Direction
Transcribe the listing word for word.

——

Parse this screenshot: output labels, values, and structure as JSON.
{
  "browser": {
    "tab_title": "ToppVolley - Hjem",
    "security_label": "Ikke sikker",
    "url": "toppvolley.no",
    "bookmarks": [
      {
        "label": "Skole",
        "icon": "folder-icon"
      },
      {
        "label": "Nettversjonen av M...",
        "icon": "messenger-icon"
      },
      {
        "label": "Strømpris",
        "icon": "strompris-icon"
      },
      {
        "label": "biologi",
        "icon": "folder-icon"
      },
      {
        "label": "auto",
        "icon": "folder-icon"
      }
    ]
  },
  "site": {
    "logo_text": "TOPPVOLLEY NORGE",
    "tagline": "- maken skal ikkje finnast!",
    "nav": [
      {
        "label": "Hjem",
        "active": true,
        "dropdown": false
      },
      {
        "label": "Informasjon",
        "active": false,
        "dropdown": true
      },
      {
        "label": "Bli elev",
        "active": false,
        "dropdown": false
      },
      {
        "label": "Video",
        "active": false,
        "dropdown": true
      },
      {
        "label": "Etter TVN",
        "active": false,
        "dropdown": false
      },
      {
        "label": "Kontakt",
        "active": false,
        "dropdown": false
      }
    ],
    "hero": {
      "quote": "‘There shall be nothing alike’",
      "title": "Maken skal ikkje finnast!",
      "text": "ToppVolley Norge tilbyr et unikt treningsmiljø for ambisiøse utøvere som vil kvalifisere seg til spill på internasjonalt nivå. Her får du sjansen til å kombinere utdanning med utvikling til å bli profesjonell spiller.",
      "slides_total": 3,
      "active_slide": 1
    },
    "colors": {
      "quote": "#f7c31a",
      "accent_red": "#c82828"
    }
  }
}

——

Task answer
Parse this screenshot: output labels, values, and structure as JSON.
{
  "browser": {
    "tab_title": "ToppVolley - Hjem",
    "security_label": "Ikke sikker",
    "url": "toppvolley.no",
    "bookmarks": [
      {
        "label": "Skole",
        "icon": "folder-icon"
      },
      {
        "label": "Nettversjonen av M...",
        "icon": "messenger-icon"
      },
      {
        "label": "Strømpris",
        "icon": "strompris-icon"
      },
      {
        "label": "biologi",
        "icon": "folder-icon"
      },
      {
        "label": "auto",
        "icon": "folder-icon"
      }
    ]
  },
  "site": {
    "logo_text": "TOPPVOLLEY NORGE",
    "tagline": "- maken skal ikkje finnast!",
    "nav": [
      {
        "label": "Hjem",
        "active": true,
        "dropdown": false
      },
      {
        "label": "Informasjon",
        "active": false,
        "dropdown": true
      },
      {
        "label": "Bli elev",
        "active": false,
        "dropdown": false
      },
      {
        "label": "Video",
        "active": false,
        "dropdown": true
      },
      {
        "label": "Etter TVN",
        "active": false,
        "dropdown": false
      },
      {
        "label": "Kontakt",
        "active": false,
        "dropdown": false
      }
    ],
    "hero": {
      "quote": "‘There shall be nothing alike’",
      "title": "Maken skal ikkje finnast!",
      "text": "ToppVolley Norge tilbyr et unikt treningsmiljø for ambisiøse utøvere som vil kvalifisere seg til spill på internasjonalt nivå. Her får du sjansen til å kombinere utdanning med utvikling til å bli profesjonell spiller.",
      "slides_total": 3,
      "active_slide": 1
    },
    "colors": {
      "quote": "#f7c31a",
      "accent_red": "#c82828"
    }
  }
}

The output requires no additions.